What you are asked to do:
Set each record down exactly, excluding all images.

Records for processing:
******************************
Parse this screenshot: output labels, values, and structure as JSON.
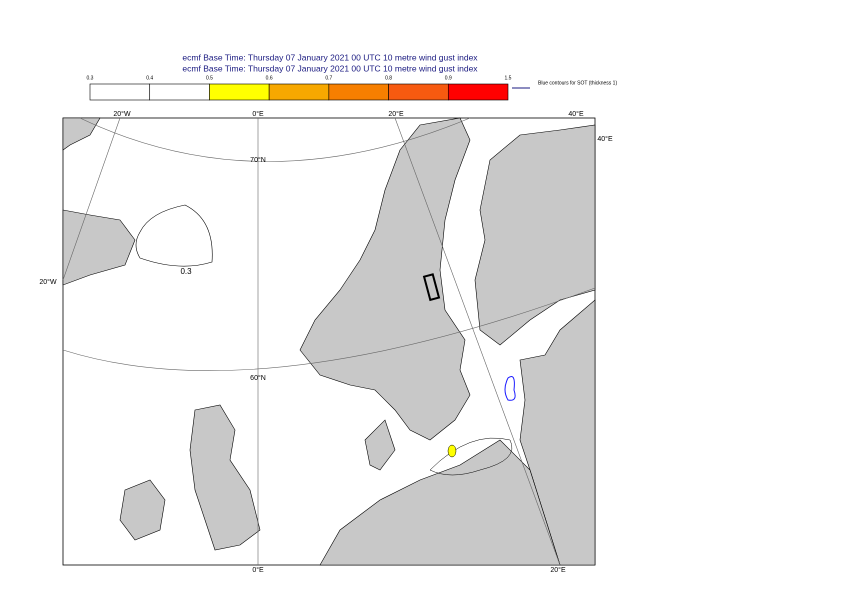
{
  "title": [
    "ecmf Base Time: Thursday 07 January 2021 00 UTC 10 metre wind gust index",
    "ecmf Base Time: Thursday 07 January 2021 00 UTC 10 metre wind gust index"
  ],
  "legend": {
    "ticks": [
      0.3,
      0.4,
      0.5,
      0.6,
      0.7,
      0.8,
      0.9,
      1.5
    ],
    "colors": [
      "#ffffff",
      "#ffffff",
      "#ffff00",
      "#f7a800",
      "#f77f00",
      "#f75a10",
      "#ff0000"
    ],
    "note": "Blue contours for SOT (thickness 1)"
  },
  "graticule_labels": [
    "20°W",
    "0°E",
    "20°E",
    "40°E",
    "40°E",
    "70°N",
    "20°W",
    "60°N",
    "0°E",
    "20°E"
  ],
  "contour_label": "0.3"
}
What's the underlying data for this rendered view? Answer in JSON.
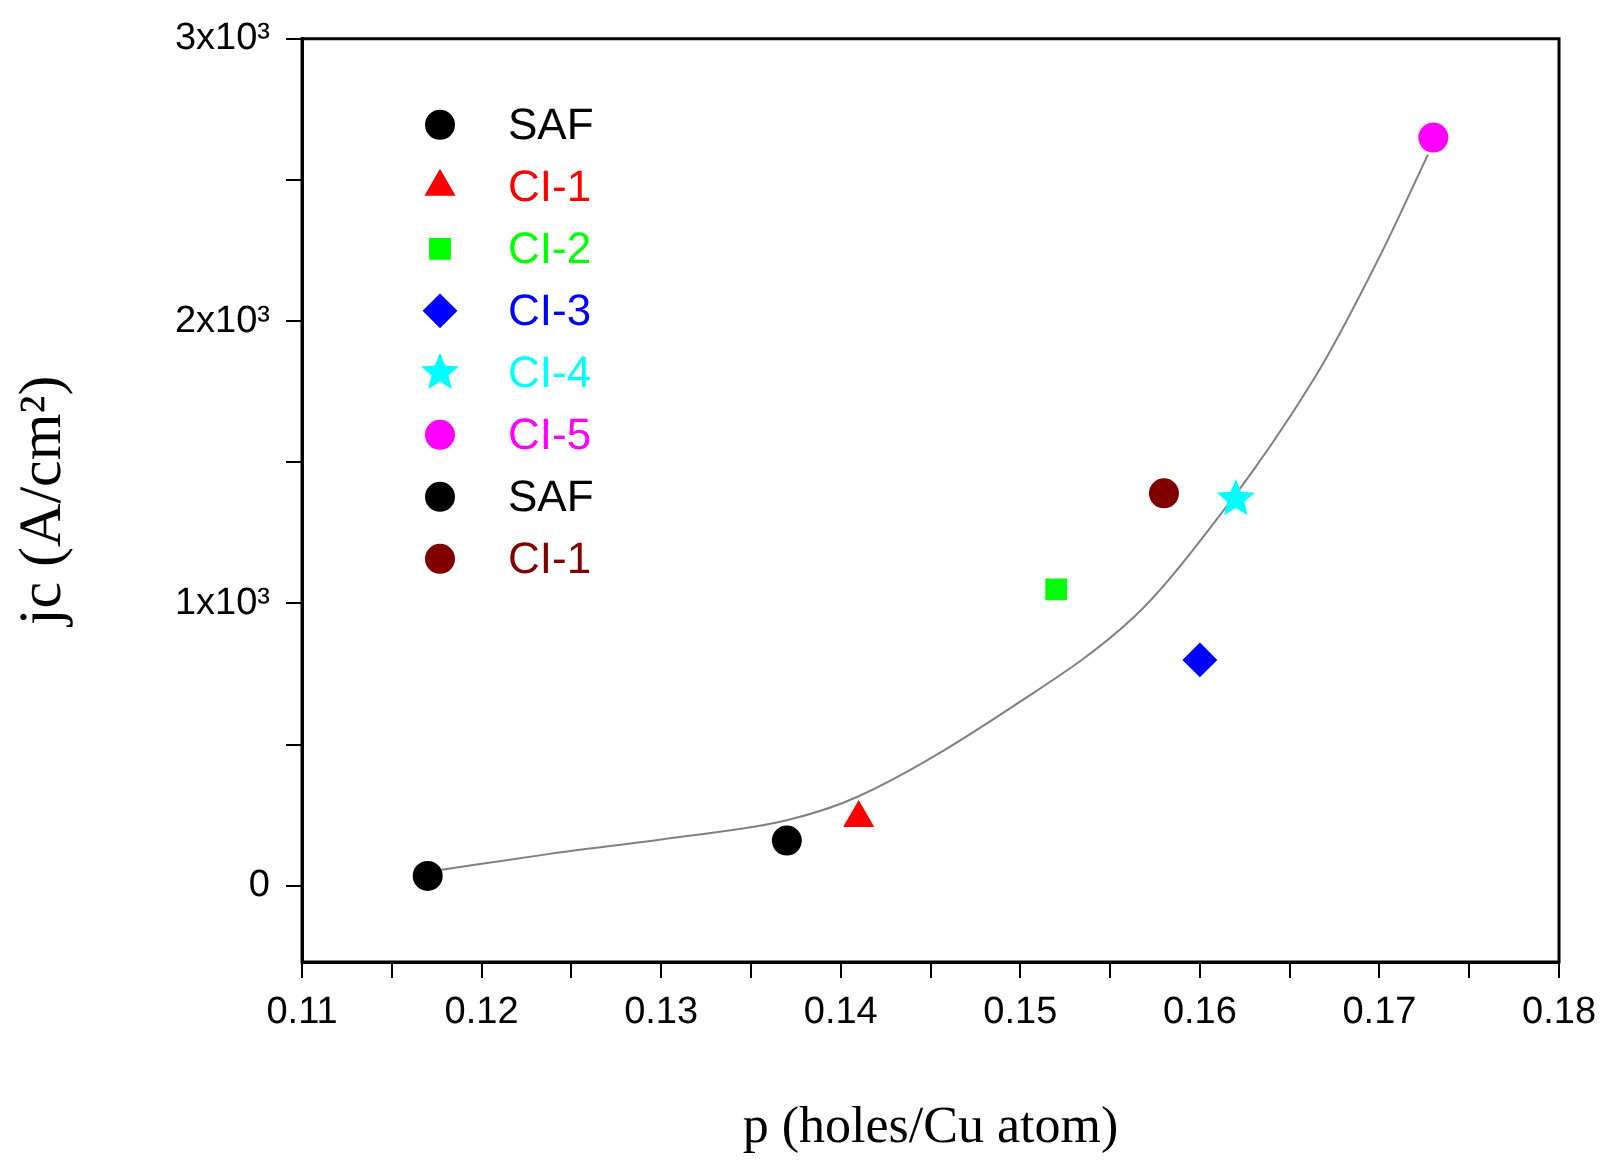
{
  "chart_data": {
    "type": "scatter",
    "xlabel": "p (holes/Cu atom)",
    "ylabel": "jc (A/cm²)",
    "xlim": [
      0.11,
      0.18
    ],
    "xticks": [
      0.11,
      {
        "value": 0.115,
        "label": null
      },
      0.12,
      {
        "value": 0.125,
        "label": null
      },
      0.13,
      {
        "value": 0.135,
        "label": null
      },
      0.14,
      {
        "value": 0.145,
        "label": null
      },
      0.15,
      {
        "value": 0.155,
        "label": null
      },
      0.16,
      {
        "value": 0.165,
        "label": null
      },
      0.17,
      {
        "value": 0.175,
        "label": null
      },
      0.18
    ],
    "ylim": [
      -270,
      3000
    ],
    "yticks": [
      {
        "value": 0,
        "label": "0"
      },
      {
        "value": 500,
        "label": null
      },
      {
        "value": 1000,
        "label": "1x10³"
      },
      {
        "value": 1500,
        "label": null
      },
      {
        "value": 2000,
        "label": "2x10³"
      },
      {
        "value": 2500,
        "label": null
      },
      {
        "value": 3000,
        "label": "3x10³"
      }
    ],
    "grid": false,
    "legend": "top left",
    "series": [
      {
        "name": "SAF",
        "color": "#000000",
        "marker": "circle",
        "x": [
          0.117
        ],
        "values": [
          35
        ]
      },
      {
        "name": "CI-1",
        "color": "#ff0000",
        "marker": "triangle",
        "x": [
          0.141
        ],
        "values": [
          240
        ]
      },
      {
        "name": "CI-2",
        "color": "#00ff00",
        "marker": "square",
        "x": [
          0.152
        ],
        "values": [
          1050
        ]
      },
      {
        "name": "CI-3",
        "color": "#0000ff",
        "marker": "diamond",
        "x": [
          0.16
        ],
        "values": [
          800
        ]
      },
      {
        "name": "CI-4",
        "color": "#00ffff",
        "marker": "star",
        "x": [
          0.162
        ],
        "values": [
          1370
        ]
      },
      {
        "name": "CI-5",
        "color": "#ff00ff",
        "marker": "circle",
        "x": [
          0.173
        ],
        "values": [
          2650
        ]
      },
      {
        "name": "SAF",
        "color": "#000000",
        "marker": "circle",
        "x": [
          0.137
        ],
        "values": [
          160
        ]
      },
      {
        "name": "CI-1",
        "color": "#800000",
        "marker": "circle",
        "x": [
          0.158
        ],
        "values": [
          1390
        ]
      },
      {
        "type": "line",
        "color": "#808080",
        "marker": "none",
        "x": [
          0.1175,
          0.1238,
          0.1307,
          0.137,
          0.141,
          0.1497,
          0.1563,
          0.1595,
          0.1664,
          0.1701,
          0.1727
        ],
        "values": [
          54,
          113,
          170,
          232,
          317,
          640,
          950,
          1180,
          1800,
          2240,
          2590
        ]
      }
    ]
  }
}
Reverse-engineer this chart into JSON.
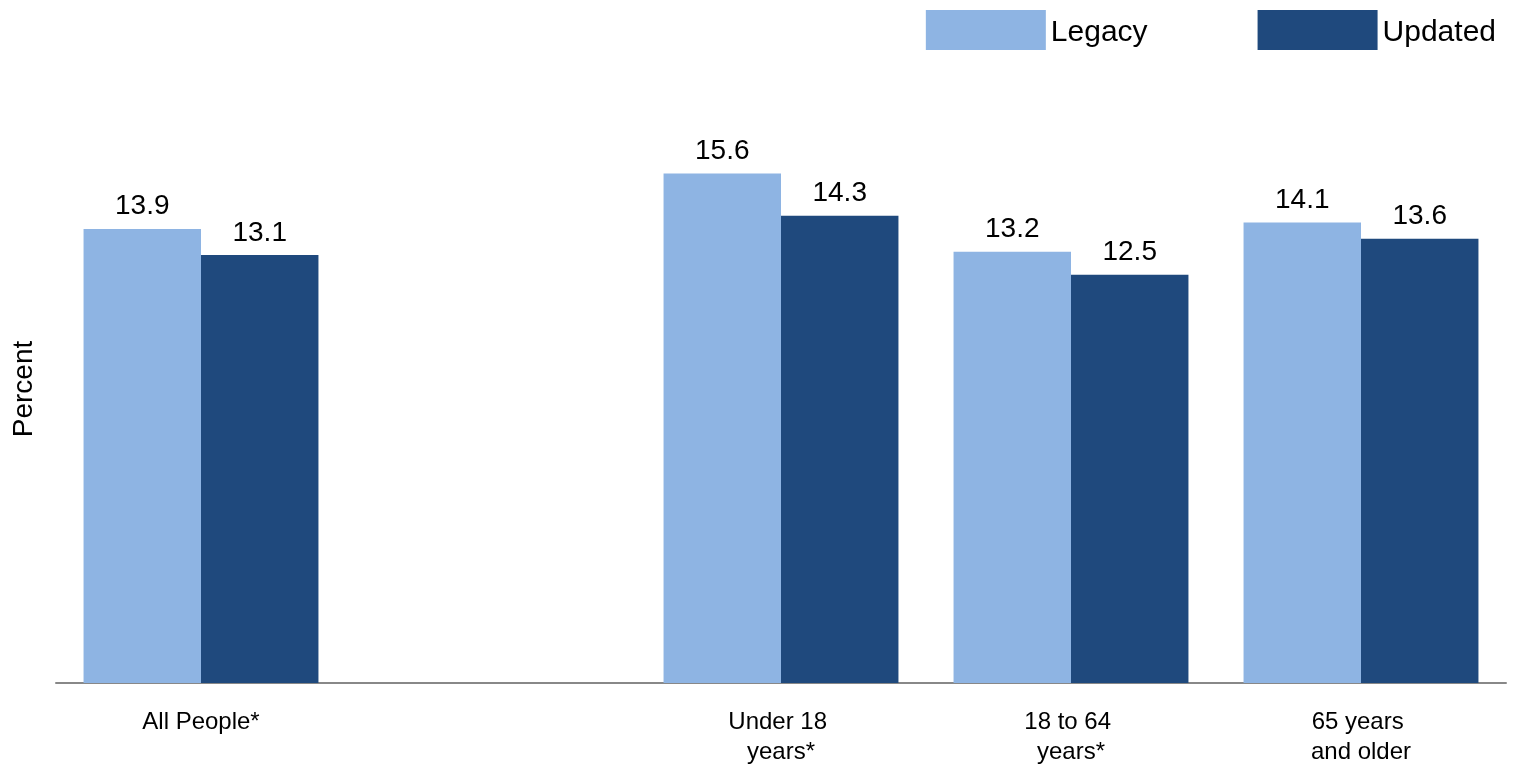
******************************
Output:
Parse this screenshot: output labels, values, and structure as JSON.
{
  "title": [
    "ecmf Base Time: Thursday 07 January 2021 00 UTC 10 metre wind gust index",
    "ecmf Base Time: Thursday 07 January 2021 00 UTC 10 metre wind gust index"
  ],
  "legend": {
    "ticks": [
      0.3,
      0.4,
      0.5,
      0.6,
      0.7,
      0.8,
      0.9,
      1.5
    ],
    "colors": [
      "#ffffff",
      "#ffffff",
      "#ffff00",
      "#f7a800",
      "#f77f00",
      "#f75a10",
      "#ff0000"
    ],
    "note": "Blue contours for SOT (thickness 1)"
  },
  "graticule_labels": [
    "20°W",
    "0°E",
    "20°E",
    "40°E",
    "40°E",
    "70°N",
    "20°W",
    "60°N",
    "0°E",
    "20°E"
  ],
  "contour_label": "0.3"
}
What's the underlying data for this rendered view? Answer in JSON.
{
  "chart_data": {
    "type": "scatter",
    "xlabel": "p (holes/Cu atom)",
    "ylabel": "jc (A/cm²)",
    "xlim": [
      0.11,
      0.18
    ],
    "xticks": [
      0.11,
      {
        "value": 0.115,
        "label": null
      },
      0.12,
      {
        "value": 0.125,
        "label": null
      },
      0.13,
      {
        "value": 0.135,
        "label": null
      },
      0.14,
      {
        "value": 0.145,
        "label": null
      },
      0.15,
      {
        "value": 0.155,
        "label": null
      },
      0.16,
      {
        "value": 0.165,
        "label": null
      },
      0.17,
      {
        "value": 0.175,
        "label": null
      },
      0.18
    ],
    "ylim": [
      -270,
      3000
    ],
    "yticks": [
      {
        "value": 0,
        "label": "0"
      },
      {
        "value": 500,
        "label": null
      },
      {
        "value": 1000,
        "label": "1x10³"
      },
      {
        "value": 1500,
        "label": null
      },
      {
        "value": 2000,
        "label": "2x10³"
      },
      {
        "value": 2500,
        "label": null
      },
      {
        "value": 3000,
        "label": "3x10³"
      }
    ],
    "grid": false,
    "legend": "top left",
    "series": [
      {
        "name": "SAF",
        "color": "#000000",
        "marker": "circle",
        "x": [
          0.117
        ],
        "values": [
          35
        ]
      },
      {
        "name": "CI-1",
        "color": "#ff0000",
        "marker": "triangle",
        "x": [
          0.141
        ],
        "values": [
          240
        ]
      },
      {
        "name": "CI-2",
        "color": "#00ff00",
        "marker": "square",
        "x": [
          0.152
        ],
        "values": [
          1050
        ]
      },
      {
        "name": "CI-3",
        "color": "#0000ff",
        "marker": "diamond",
        "x": [
          0.16
        ],
        "values": [
          800
        ]
      },
      {
        "name": "CI-4",
        "color": "#00ffff",
        "marker": "star",
        "x": [
          0.162
        ],
        "values": [
          1370
        ]
      },
      {
        "name": "CI-5",
        "color": "#ff00ff",
        "marker": "circle",
        "x": [
          0.173
        ],
        "values": [
          2650
        ]
      },
      {
        "name": "SAF",
        "color": "#000000",
        "marker": "circle",
        "x": [
          0.137
        ],
        "values": [
          160
        ]
      },
      {
        "name": "CI-1",
        "color": "#800000",
        "marker": "circle",
        "x": [
          0.158
        ],
        "values": [
          1390
        ]
      },
      {
        "type": "line",
        "color": "#808080",
        "marker": "none",
        "x": [
          0.1175,
          0.1238,
          0.1307,
          0.137,
          0.141,
          0.1497,
          0.1563,
          0.1595,
          0.1664,
          0.1701,
          0.1727
        ],
        "values": [
          54,
          113,
          170,
          232,
          317,
          640,
          950,
          1180,
          1800,
          2240,
          2590
        ]
      }
    ]
  }
}
Reverse-engineer this chart into JSON.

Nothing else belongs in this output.